- [Text to read]:
* Begin *

# 4-ohm passive xover with 8-ohm drivers...



## typericey (May 13, 2006)

Got a pair of PolkMOMO xovers collecting dust and thinking of using it in the fiance's car. It's got some "pretty good" specs: 12db/octave, 2.6khz cross point, and I don't know how, but it's bi-amp capable. Got a short list of DIY drivers to match with it but my main challenge is that DIY drivers are mostly of the 8-ohm variety. This is a temporary setup until I can financially afford to go full active.

Will there be issues using 8-ohm drivers with a 4-ohm passive crossovers?


----------



## yermolovd (Oct 10, 2005)

i want to click you should have searched, but im watching hockey and am lazy, so why don't you search.


----------



## Lothar34 (Oct 6, 2006)

I'll do it.


----------



## Dangerranger (Apr 12, 2006)

typericey said:


> Got a pair of PolkMOMO xovers collecting dust and thinking of using it in the fiance's car. It's got some "pretty good" specs: 12db/octave, 2.6khz cross point, and I don't know how, but it's bi-amp capable. Got a short list of DIY drivers to match with it but my main challenge is that DIY drivers are mostly of the 8-ohm variety. This is a temporary setup until I can financially afford to go full active.
> 
> Will there be issues using 8-ohm drivers with a 4-ohm passive crossovers?


The crossover frequency will effectively double. Aka instead of 2.6khz, you'll have a 5.2khz crossover point. Won't be optimal, but should still work decent as a tie-over in a car door since off axis rolloff will kill the top end response of the woofer regardless.

The tweeters are both likely 8 ohm, but if its make for 4 ohm tweeters and you put 8 ohm tweeters on there, the result is the same, x/o frequency doubles. If they're both 8 ohm, you'll have a 5.2khz woofer cross point combined with a 2.6khz cross at the tweeter, which isn't ideal but as said this is temporary anyway.


----------



## TXwrxWagon (Sep 26, 2008)

Dangerranger said:


> The crossover frequency will effectively double. Aka instead of 2.6khz, you'll have a 5.2khz crossover point. Won't be optimal, but should still work decent as a tie-over in a car door since off axis rolloff will kill the top end response of the woofer regardless.

* End *

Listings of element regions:
* Begin *

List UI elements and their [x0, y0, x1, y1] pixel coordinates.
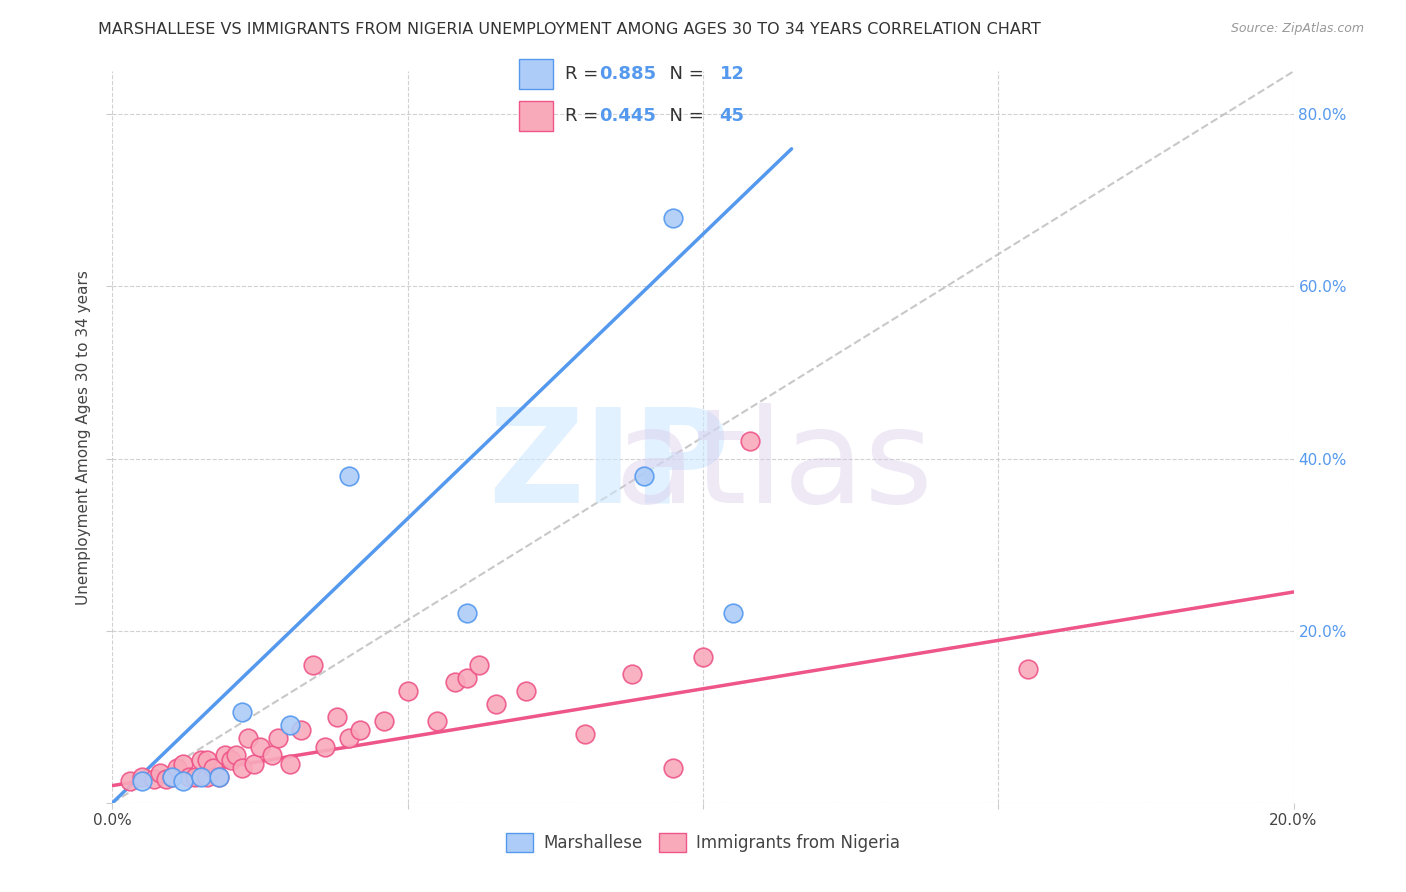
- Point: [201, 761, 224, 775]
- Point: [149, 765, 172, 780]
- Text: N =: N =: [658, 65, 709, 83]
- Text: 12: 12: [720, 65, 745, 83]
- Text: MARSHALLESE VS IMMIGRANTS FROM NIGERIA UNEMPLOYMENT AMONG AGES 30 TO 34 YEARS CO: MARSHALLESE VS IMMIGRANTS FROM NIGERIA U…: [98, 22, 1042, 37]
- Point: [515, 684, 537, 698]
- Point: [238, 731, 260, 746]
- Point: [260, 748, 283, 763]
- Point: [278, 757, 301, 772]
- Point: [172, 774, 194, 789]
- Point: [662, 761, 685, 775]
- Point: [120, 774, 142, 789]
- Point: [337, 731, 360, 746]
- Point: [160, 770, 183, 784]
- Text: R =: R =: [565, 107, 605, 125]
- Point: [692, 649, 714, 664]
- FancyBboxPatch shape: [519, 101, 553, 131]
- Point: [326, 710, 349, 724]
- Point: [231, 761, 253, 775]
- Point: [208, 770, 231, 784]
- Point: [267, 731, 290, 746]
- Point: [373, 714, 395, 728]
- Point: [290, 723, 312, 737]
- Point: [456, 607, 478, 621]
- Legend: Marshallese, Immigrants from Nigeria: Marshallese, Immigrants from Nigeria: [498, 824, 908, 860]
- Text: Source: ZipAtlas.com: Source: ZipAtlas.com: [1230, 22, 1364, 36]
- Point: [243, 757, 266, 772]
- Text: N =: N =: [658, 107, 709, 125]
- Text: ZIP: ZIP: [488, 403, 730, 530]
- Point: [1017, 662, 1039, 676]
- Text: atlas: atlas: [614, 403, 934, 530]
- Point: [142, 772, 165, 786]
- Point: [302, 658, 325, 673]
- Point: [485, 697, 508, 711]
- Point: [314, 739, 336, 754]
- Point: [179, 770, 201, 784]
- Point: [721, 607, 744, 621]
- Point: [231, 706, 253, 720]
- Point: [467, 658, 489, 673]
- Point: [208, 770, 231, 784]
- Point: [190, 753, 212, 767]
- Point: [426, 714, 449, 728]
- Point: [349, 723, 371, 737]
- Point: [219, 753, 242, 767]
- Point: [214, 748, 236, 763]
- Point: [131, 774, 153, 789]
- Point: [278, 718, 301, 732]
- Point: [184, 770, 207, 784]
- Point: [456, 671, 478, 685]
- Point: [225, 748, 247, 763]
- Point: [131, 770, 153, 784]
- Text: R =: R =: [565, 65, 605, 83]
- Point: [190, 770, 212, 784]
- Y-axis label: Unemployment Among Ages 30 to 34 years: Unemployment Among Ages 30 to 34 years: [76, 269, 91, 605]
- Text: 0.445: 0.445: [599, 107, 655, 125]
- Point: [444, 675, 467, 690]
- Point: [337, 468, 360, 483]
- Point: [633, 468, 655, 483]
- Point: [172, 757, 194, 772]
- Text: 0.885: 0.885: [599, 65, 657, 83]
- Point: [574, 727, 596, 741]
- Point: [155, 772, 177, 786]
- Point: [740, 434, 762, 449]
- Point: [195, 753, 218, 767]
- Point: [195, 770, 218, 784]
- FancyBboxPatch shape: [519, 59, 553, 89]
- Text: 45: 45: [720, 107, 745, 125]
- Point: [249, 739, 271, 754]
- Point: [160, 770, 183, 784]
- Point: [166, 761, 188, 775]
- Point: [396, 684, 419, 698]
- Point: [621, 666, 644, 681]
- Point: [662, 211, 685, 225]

* End *

- [Short problem A]: Reproduce the crossover thread between "## yermolovd (Oct" and "(Oct 6, 2006)", inclusive.
- [Short problem B]: Take the crossover thread further, picking up where it stops.
These lines have no connection to the crossover thread.

- [Exercise result A]:
## yermolovd (Oct 10, 2005)

i want to click you should have searched, but im watching hockey and am lazy, so why don't you search.


----------



## Lothar34 (Oct 6, 2006)

- [Exercise result B]:
> 
> The tweeters are both likely 8 ohm, but if its make for 4 ohm tweeters and you put 8 ohm tweeters on there, the result is the same, x/o frequency doubles. If they're both 8 ohm, you'll have a 5.2khz woofer cross point combined with a 2.6khz cross at the tweeter, which isn't ideal but as said this is temporary anyway.


X2... if temp you will have a gaping hole in the upper mid/ lower tweeter region... depending on your placement in your car.. might actually sound ok.. lol...

if you plan to go active, and you LOVE the tweeter's sound.. go for it.. the tweeter will be over protected, x-over point wise... ready for active duty.

Rob
2004 WRX Wagon


----------



## typericey (May 13, 2006)

thanks for the replies danger and wagon.

yeah, i should've searched first. did my search after and saw a thread like this dated 2006. my bad.


----------



## bafukie (Nov 23, 2007)

Dangerranger said:


> The crossover frequency will effectively double. Aka instead of 2.6khz, you'll have a 5.2khz crossover point. Won't be optimal, but should still work decent as a tie-over in a car door since off axis rolloff will kill the top end response of the woofer regardless.
> 
> The tweeters are both likely 8 ohm, but if its make for 4 ohm tweeters and you put 8 ohm tweeters on there, the result is the same, x/o frequency doubles. If they're both 8 ohm, you'll have a 5.2khz woofer cross point combined with a 2.6khz cross at the tweeter, which isn't ideal but as said this is temporary anyway.


this is something new (different ohm different x-over point). I hope u dont mind me asking why is that so? I have been asking around regarding this question too but ppl tend to say apart from the different rms power from the amp, the rest doesnt change


----------



## Dangerranger (Apr 12, 2006)

bafukie said:


> this is something new (different ohm different x-over point). I hope u dont mind me asking why is that so? I have been asking around regarding this question too but ppl tend to say apart from the different rms power from the amp, the rest doesnt change


If you were running active, the x/o frequency is set because the DSP, head unit, whatever, doesn't see the impedance of the drivers and it's all done at signal level. 

In the case of passives, you're using an inductor and a capacitor to cross the drivers over. Inductors, as we know, act as a low pass and beyond the cutoff frequency they increase impedance as frequencies go up. capacitors act as a high pass, increasing impedance at frequencies below the cutoff point. 

For woofers, the inductor is in series and acts as a low pass, and (if 2nd order or above) a capacitor is connected in parallel because it shunts high frequencies to ground, meaning when connected in parallel the capacitor acts as a low pass as well and causes the higher rolloff rate.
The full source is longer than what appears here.